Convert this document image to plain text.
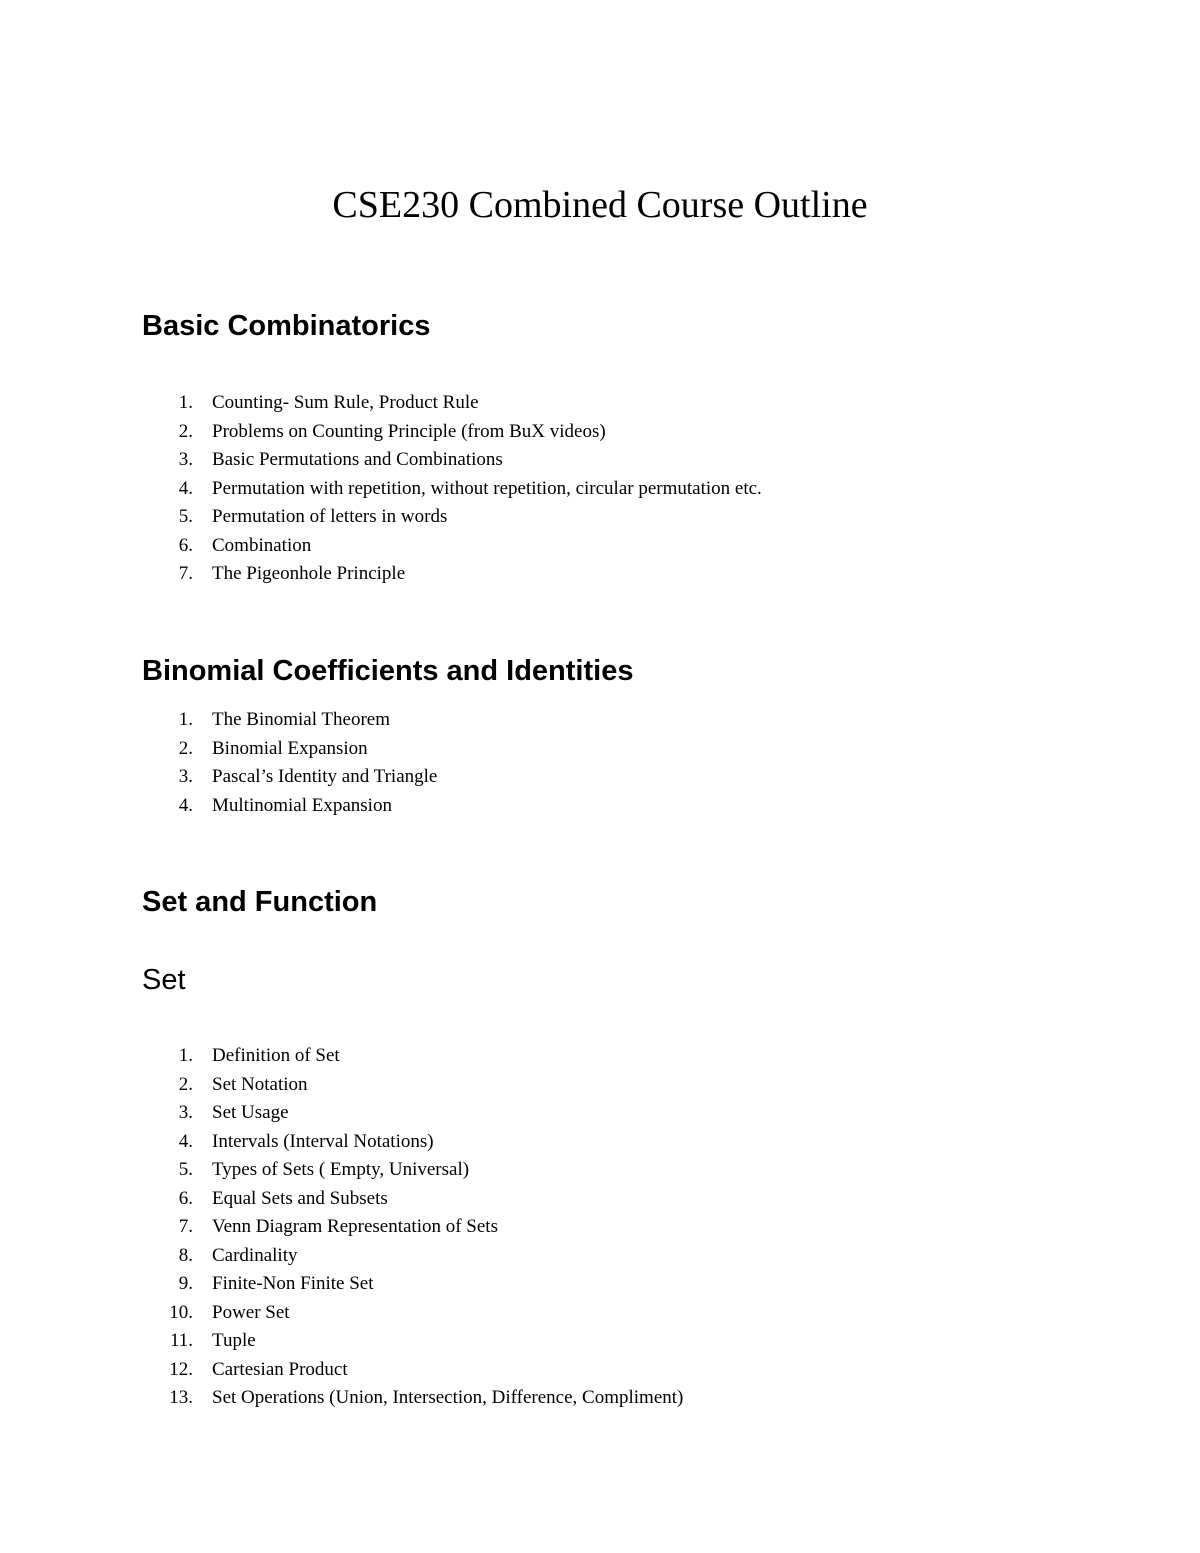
CSE230 Combined Course Outline
Basic Combinatorics
1. Counting- Sum Rule, Product Rule
2. Problems on Counting Principle (from BuX videos)
3. Basic Permutations and Combinations
4. Permutation with repetition, without repetition, circular permutation etc.
5. Permutation of letters in words
6. Combination
7. The Pigeonhole Principle
Binomial Coefficients and Identities
1. The Binomial Theorem
2. Binomial Expansion
3. Pascal’s Identity and Triangle
4. Multinomial Expansion
Set and Function
Set
1. Definition of Set
2. Set Notation
3. Set Usage
4. Intervals (Interval Notations)
5. Types of Sets ( Empty, Universal)
6. Equal Sets and Subsets
7. Venn Diagram Representation of Sets
8. Cardinality
9. Finite-Non Finite Set
10. Power Set
11. Tuple
12. Cartesian Product
13. Set Operations (Union, Intersection, Difference, Compliment)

━━━

Copy the whole of the material above exactly, but not its images.

**Response for this exercise**
Convert this document image to plain text.
CSE230 Combined Course Outline
Basic Combinatorics
1. Counting- Sum Rule, Product Rule
2. Problems on Counting Principle (from BuX videos)
3. Basic Permutations and Combinations
4. Permutation with repetition, without repetition, circular permutation etc.
5. Permutation of letters in words
6. Combination
7. The Pigeonhole Principle
Binomial Coefficients and Identities
1. The Binomial Theorem
2. Binomial Expansion
3. Pascal’s Identity and Triangle
4. Multinomial Expansion
Set and Function
Set
1. Definition of Set
2. Set Notation
3. Set Usage
4. Intervals (Interval Notations)
5. Types of Sets ( Empty, Universal)
6. Equal Sets and Subsets
7. Venn Diagram Representation of Sets
8. Cardinality
9. Finite-Non Finite Set
10. Power Set
11. Tuple
12. Cartesian Product
13. Set Operations (Union, Intersection, Difference, Compliment)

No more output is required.